→ **What you have to do**
Look through the material and copy each line holding "this".

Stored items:
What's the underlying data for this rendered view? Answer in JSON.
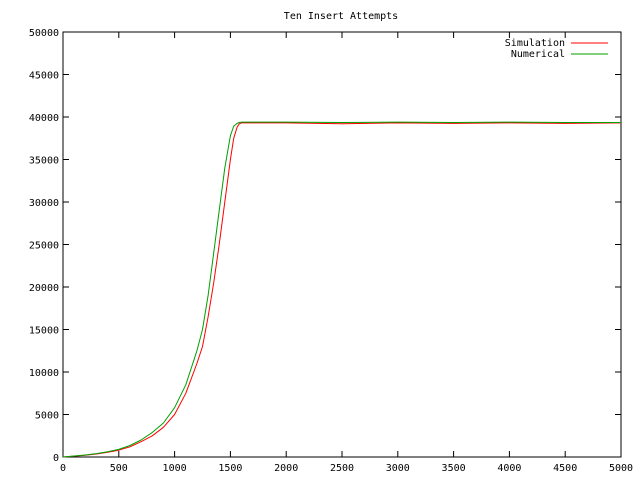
{
  "chart_data": {
    "type": "line",
    "title": "Ten Insert Attempts",
    "xlabel": "",
    "ylabel": "",
    "xlim": [
      0,
      5000
    ],
    "ylim": [
      0,
      50000
    ],
    "x_ticks": [
      0,
      500,
      1000,
      1500,
      2000,
      2500,
      3000,
      3500,
      4000,
      4500,
      5000
    ],
    "y_ticks": [
      0,
      5000,
      10000,
      15000,
      20000,
      25000,
      30000,
      35000,
      40000,
      45000,
      50000
    ],
    "legend_position": "top-right",
    "grid": false,
    "series": [
      {
        "name": "Simulation",
        "color": "#ff0000",
        "x": [
          0,
          100,
          200,
          300,
          400,
          500,
          600,
          700,
          800,
          900,
          1000,
          1100,
          1200,
          1250,
          1300,
          1350,
          1400,
          1450,
          1500,
          1530,
          1560,
          1580,
          1600,
          1650,
          2000,
          2500,
          3000,
          3500,
          4000,
          4500,
          5000
        ],
        "values": [
          0,
          100,
          200,
          350,
          550,
          800,
          1200,
          1800,
          2500,
          3500,
          5000,
          7500,
          11000,
          13000,
          16500,
          20500,
          25000,
          30000,
          35000,
          37500,
          38800,
          39200,
          39300,
          39300,
          39300,
          39200,
          39300,
          39250,
          39300,
          39250,
          39300
        ]
      },
      {
        "name": "Numerical",
        "color": "#00a000",
        "x": [
          0,
          100,
          200,
          300,
          400,
          500,
          600,
          700,
          800,
          900,
          1000,
          1100,
          1200,
          1250,
          1300,
          1350,
          1400,
          1450,
          1500,
          1530,
          1560,
          1580,
          1600,
          1650,
          2000,
          2500,
          3000,
          3500,
          4000,
          4500,
          5000
        ],
        "values": [
          0,
          120,
          230,
          400,
          620,
          900,
          1350,
          2000,
          2900,
          4000,
          5800,
          8500,
          12500,
          15000,
          19000,
          24000,
          29000,
          34000,
          37800,
          38900,
          39250,
          39350,
          39400,
          39400,
          39400,
          39350,
          39400,
          39350,
          39400,
          39350,
          39350
        ]
      }
    ]
  }
}
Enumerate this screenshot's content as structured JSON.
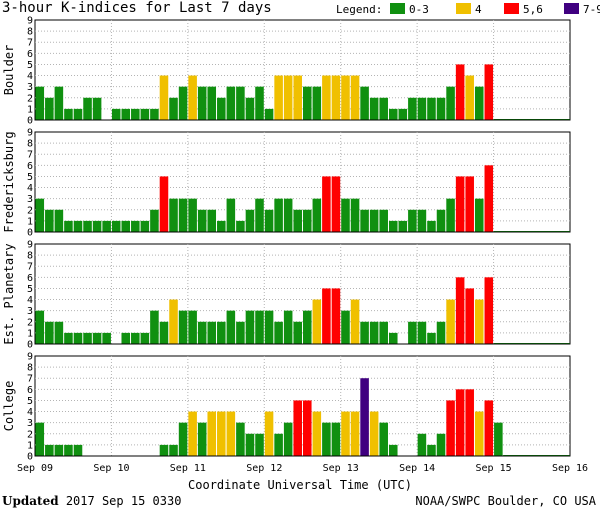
{
  "title": "3-hour K-indices for Last 7 days",
  "legend": {
    "label": "Legend:",
    "items": [
      {
        "label": "0-3",
        "color": "#109010"
      },
      {
        "label": "4",
        "color": "#f0c000"
      },
      {
        "label": "5,6",
        "color": "#ff0000"
      },
      {
        "label": "7-9",
        "color": "#400080"
      }
    ]
  },
  "footer": {
    "updated_label": "Updated",
    "updated_value": "2017 Sep 15 0330",
    "credit": "NOAA/SWPC Boulder, CO USA"
  },
  "chart_data": {
    "type": "bar",
    "title": "3-hour K-indices for Last 7 days",
    "xlabel": "Coordinate Universal Time (UTC)",
    "x_ticks": [
      "Sep 09",
      "Sep 10",
      "Sep 11",
      "Sep 12",
      "Sep 13",
      "Sep 14",
      "Sep 15",
      "Sep 16"
    ],
    "ylim": [
      0,
      9
    ],
    "y_ticks": [
      0,
      1,
      2,
      3,
      4,
      5,
      6,
      7,
      8,
      9
    ],
    "grid": true,
    "color_scale": {
      "0-3": "#109010",
      "4": "#f0c000",
      "5-6": "#ff0000",
      "7-9": "#400080"
    },
    "series": [
      {
        "name": "Boulder",
        "values": [
          3,
          2,
          3,
          1,
          1,
          2,
          2,
          0,
          1,
          1,
          1,
          1,
          1,
          4,
          2,
          3,
          4,
          3,
          3,
          2,
          3,
          3,
          2,
          3,
          1,
          4,
          4,
          4,
          3,
          3,
          4,
          4,
          4,
          4,
          3,
          2,
          2,
          1,
          1,
          2,
          2,
          2,
          2,
          3,
          5,
          4,
          3,
          5
        ]
      },
      {
        "name": "Fredericksburg",
        "values": [
          3,
          2,
          2,
          1,
          1,
          1,
          1,
          1,
          1,
          1,
          1,
          1,
          2,
          5,
          3,
          3,
          3,
          2,
          2,
          1,
          3,
          1,
          2,
          3,
          2,
          3,
          3,
          2,
          2,
          3,
          5,
          5,
          3,
          3,
          2,
          2,
          2,
          1,
          1,
          2,
          2,
          1,
          2,
          3,
          5,
          5,
          3,
          6
        ]
      },
      {
        "name": "Est. Planetary",
        "values": [
          3,
          2,
          2,
          1,
          1,
          1,
          1,
          1,
          0,
          1,
          1,
          1,
          3,
          2,
          4,
          3,
          3,
          2,
          2,
          2,
          3,
          2,
          3,
          3,
          3,
          2,
          3,
          2,
          3,
          4,
          5,
          5,
          3,
          4,
          2,
          2,
          2,
          1,
          0,
          2,
          2,
          1,
          2,
          4,
          6,
          5,
          4,
          6
        ]
      },
      {
        "name": "College",
        "values": [
          3,
          1,
          1,
          1,
          1,
          0,
          0,
          0,
          0,
          0,
          0,
          0,
          0,
          1,
          1,
          3,
          4,
          3,
          4,
          4,
          4,
          3,
          2,
          2,
          4,
          2,
          3,
          5,
          5,
          4,
          3,
          3,
          4,
          4,
          7,
          4,
          3,
          1,
          0,
          0,
          2,
          1,
          2,
          5,
          6,
          6,
          4,
          5,
          3
        ]
      }
    ]
  }
}
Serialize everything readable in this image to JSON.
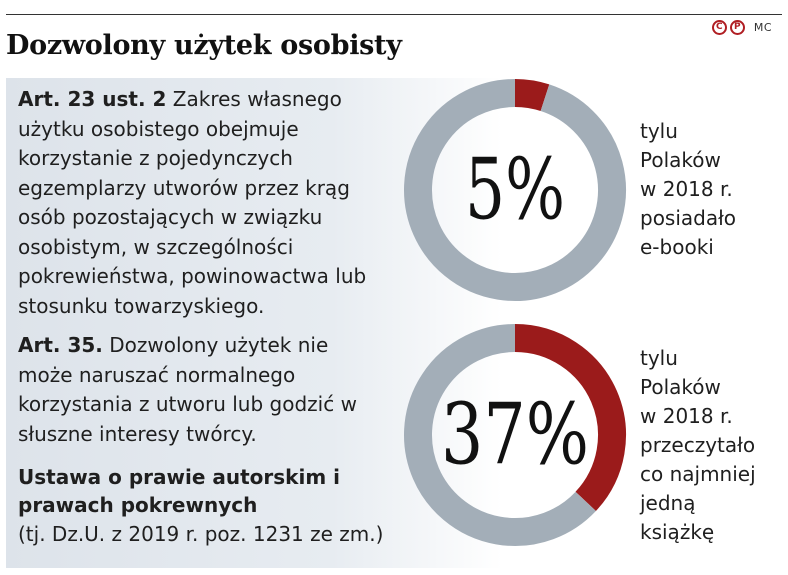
{
  "title": "Dozwolony użytek osobisty",
  "logos": {
    "mark1": "C",
    "mark2": "P",
    "text": "MC"
  },
  "articles": [
    {
      "heading": "Art. 23 ust. 2",
      "body": " Zakres własnego użytku osobistego obejmuje korzystanie z pojedynczych egzemplarzy utworów przez krąg osób pozostających w związku osobistym, w szczególności pokrewieństwa, powinowactwa lub stosunku towarzyskiego."
    },
    {
      "heading": "Art. 35.",
      "body": " Dozwolony użytek nie może naruszać normalnego korzystania z utworu lub godzić w słuszne interesy twórcy."
    }
  ],
  "law": {
    "title": "Ustawa o prawie autorskim i prawach pokrewnych",
    "reference": "(tj. Dz.U. z 2019 r. poz. 1231 ze zm.)"
  },
  "colors": {
    "highlight": "#9b1b1b",
    "remainder": "#a3aeb8",
    "brand": "#b01e23"
  },
  "chart_data": [
    {
      "type": "pie",
      "variant": "donut",
      "values": [
        5,
        95
      ],
      "center_label": "5%",
      "caption": [
        "tylu",
        "Polaków",
        "w 2018 r.",
        "posiadało",
        "e-booki"
      ]
    },
    {
      "type": "pie",
      "variant": "donut",
      "values": [
        37,
        63
      ],
      "center_label": "37%",
      "caption": [
        "tylu",
        "Polaków",
        "w 2018 r.",
        "przeczytało",
        "co najmniej",
        "jedną",
        "książkę"
      ]
    }
  ]
}
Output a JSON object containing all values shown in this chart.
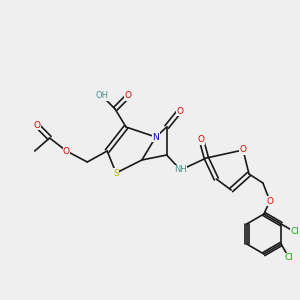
{
  "bg_color": "#efefef",
  "bond_color": "#1a1a1a",
  "atom_colors": {
    "O": "#e00000",
    "N": "#0000cc",
    "S": "#b8b800",
    "Cl": "#00bb00",
    "OH_color": "#4a9090",
    "C": "#1a1a1a"
  },
  "figsize": [
    3.0,
    3.0
  ],
  "dpi": 100
}
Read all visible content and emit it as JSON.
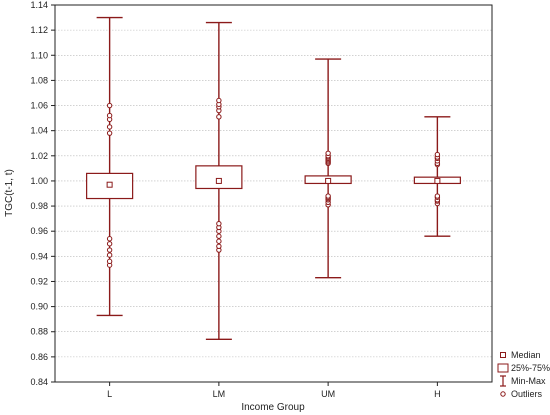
{
  "chart_data": {
    "type": "box",
    "xlabel": "Income Group",
    "ylabel": "TGC(t-1, t)",
    "ylim": [
      0.84,
      1.14
    ],
    "yticks": [
      0.84,
      0.86,
      0.88,
      0.9,
      0.92,
      0.94,
      0.96,
      0.98,
      1.0,
      1.02,
      1.04,
      1.06,
      1.08,
      1.1,
      1.12,
      1.14
    ],
    "ytick_labels": [
      "0.84",
      "0.86",
      "0.88",
      "0.90",
      "0.92",
      "0.94",
      "0.96",
      "0.98",
      "1.00",
      "1.02",
      "1.04",
      "1.06",
      "1.08",
      "1.10",
      "1.12",
      "1.14"
    ],
    "grid": true,
    "legend_position": "bottom-right",
    "colors": {
      "box": "#8b1a1a"
    },
    "categories": [
      "L",
      "LM",
      "UM",
      "H"
    ],
    "boxes": [
      {
        "name": "L",
        "median": 0.997,
        "q1": 0.986,
        "q3": 1.006,
        "min": 0.893,
        "max": 1.13,
        "outliers": [
          0.933,
          0.936,
          0.941,
          0.945,
          0.95,
          0.954,
          1.038,
          1.043,
          1.049,
          1.052,
          1.06
        ]
      },
      {
        "name": "LM",
        "median": 1.0,
        "q1": 0.994,
        "q3": 1.012,
        "min": 0.874,
        "max": 1.126,
        "outliers": [
          0.945,
          0.948,
          0.952,
          0.956,
          0.96,
          0.963,
          0.966,
          1.051,
          1.056,
          1.059,
          1.061,
          1.064
        ]
      },
      {
        "name": "UM",
        "median": 1.0,
        "q1": 0.998,
        "q3": 1.004,
        "min": 0.923,
        "max": 1.097,
        "outliers": [
          0.981,
          0.983,
          0.985,
          0.986,
          0.987,
          0.988,
          1.014,
          1.015,
          1.016,
          1.017,
          1.018,
          1.019,
          1.02,
          1.022
        ]
      },
      {
        "name": "H",
        "median": 1.0,
        "q1": 0.998,
        "q3": 1.003,
        "min": 0.956,
        "max": 1.051,
        "outliers": [
          0.982,
          0.984,
          0.985,
          0.987,
          0.988,
          1.013,
          1.014,
          1.016,
          1.018,
          1.019,
          1.021
        ]
      }
    ],
    "legend": [
      "Median",
      "25%-75%",
      "Min-Max",
      "Outliers"
    ]
  }
}
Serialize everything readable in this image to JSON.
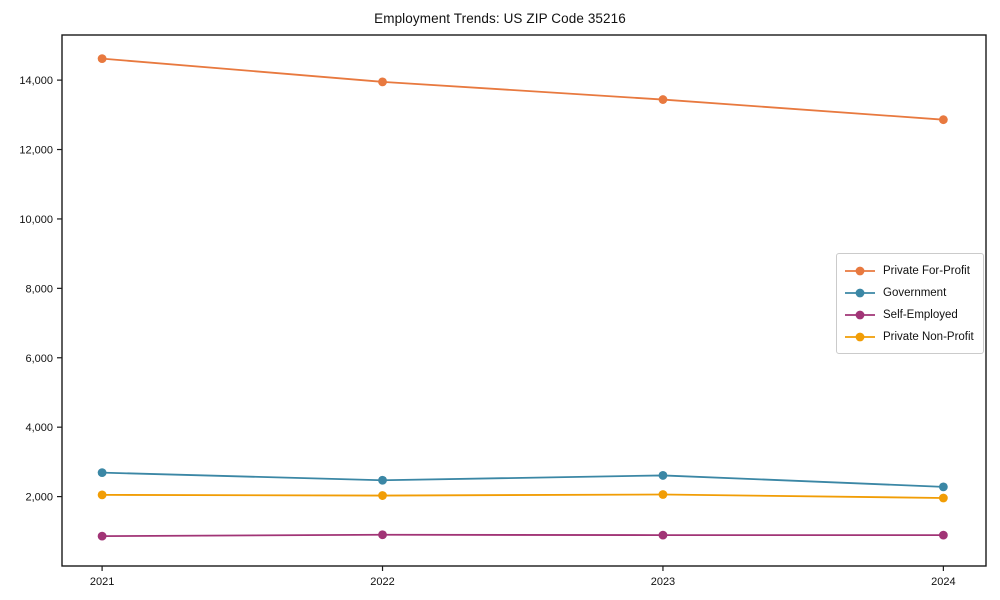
{
  "title": "Employment Trends: US ZIP Code 35216",
  "chart_data": {
    "type": "line",
    "title": "Employment Trends: US ZIP Code 35216",
    "xlabel": "",
    "ylabel": "",
    "x": [
      2021,
      2022,
      2023,
      2024
    ],
    "x_tick_labels": [
      "2021",
      "2022",
      "2023",
      "2024"
    ],
    "series": [
      {
        "name": "Private For-Profit",
        "color": "#e8793f",
        "values": [
          14620,
          13950,
          13440,
          12860
        ]
      },
      {
        "name": "Government",
        "color": "#3b87a5",
        "values": [
          2690,
          2470,
          2610,
          2280
        ]
      },
      {
        "name": "Self-Employed",
        "color": "#a13476",
        "values": [
          860,
          900,
          890,
          890
        ]
      },
      {
        "name": "Private Non-Profit",
        "color": "#f19d05",
        "values": [
          2050,
          2030,
          2060,
          1960
        ]
      }
    ],
    "yticks": [
      2000,
      4000,
      6000,
      8000,
      10000,
      12000,
      14000
    ],
    "ytick_labels": [
      "2,000",
      "4,000",
      "6,000",
      "8,000",
      "10,000",
      "12,000",
      "14,000"
    ],
    "ylim": [
      0,
      15300
    ],
    "xlim": [
      2020.857,
      2024.152
    ],
    "grid": false,
    "marker": "circle",
    "legend_position": "center right"
  }
}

→ **Correct response**
What's the underlying data for this rendered view? Answer in JSON.
Enumerate this screenshot's content as structured JSON.
Serialize everything readable in this image to JSON.
Output a JSON object containing all values shown in this chart.
Serialize everything readable in this image to JSON.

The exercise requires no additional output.